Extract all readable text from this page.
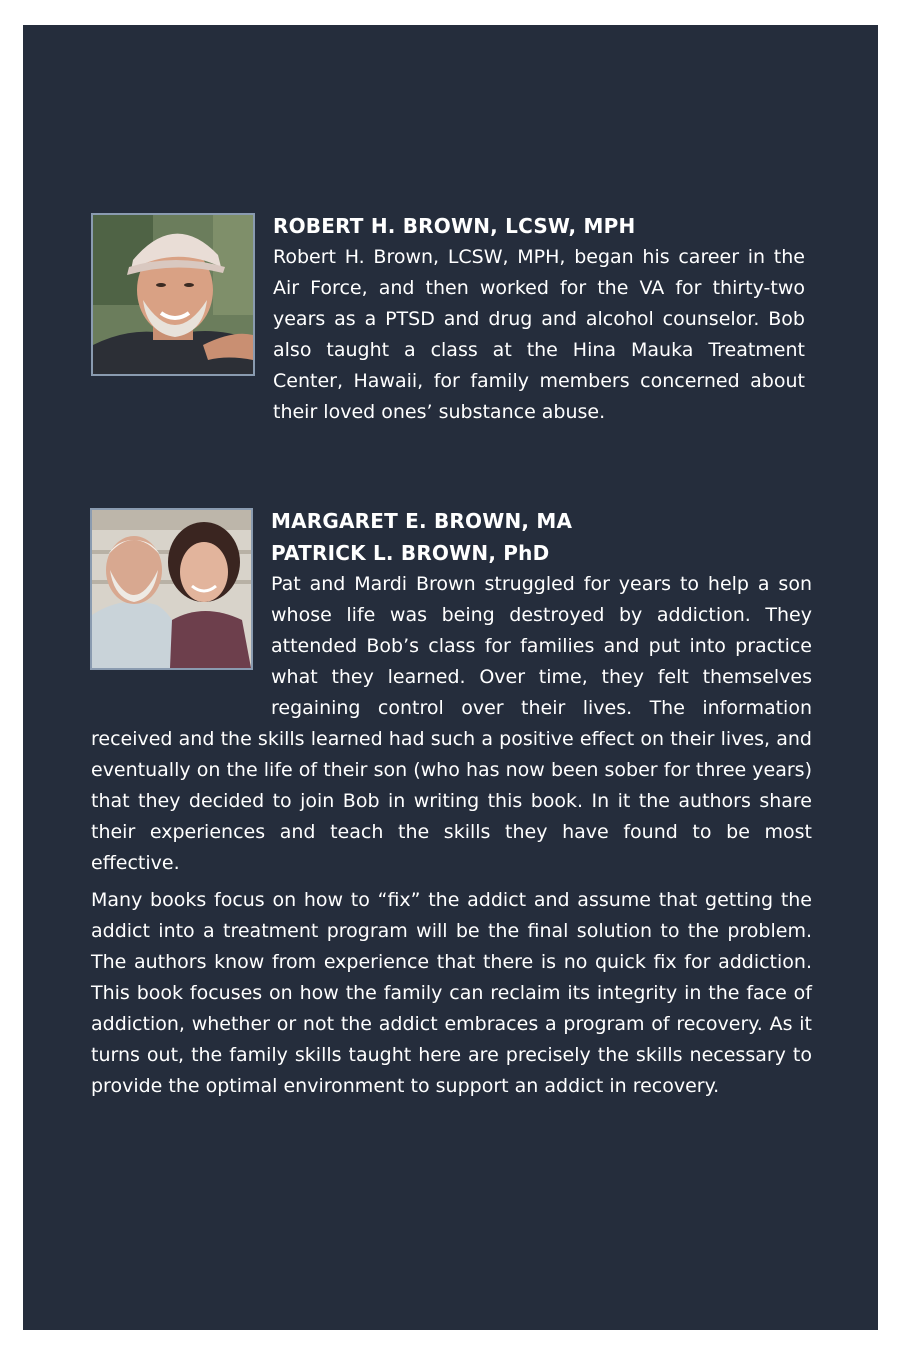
ROBERT H. BROWN, LCSW, MPH

Robert H. Brown, LCSW, MPH, began his career in the Air Force, and then worked for the VA for thirty-two years as a PTSD and drug and alcohol counselor. Bob also taught a class at the Hina Mauka Treatment Center, Hawaii, for family members concerned about their loved ones’ substance abuse.

MARGARET E. BROWN, MA
PATRICK L. BROWN, PhD

Pat and Mardi Brown struggled for years to help a son whose life was being destroyed by addiction. They attended Bob’s class for families and put into practice what they learned. Over time, they felt themselves regaining control over their lives. The information received and the skills learned had such a positive effect on their lives, and eventually on the life of their son (who has now been sober for three years) that they decided to join Bob in writing this book. In it the authors share their experiences and teach the skills they have found to be most effective.

Many books focus on how to “fix” the addict and assume that getting the addict into a treatment program will be the final solution to the problem. The authors know from experience that there is no quick fix for addiction. This book focuses on how the family can reclaim its integrity in the face of addiction, whether or not the addict embraces a program of recovery. As it turns out, the family skills taught here are precisely the skills necessary to provide the optimal environment to support an addict in recovery.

# Your task
In the entries above, count each line with "into"; reply with the total only.

# Finished answer
2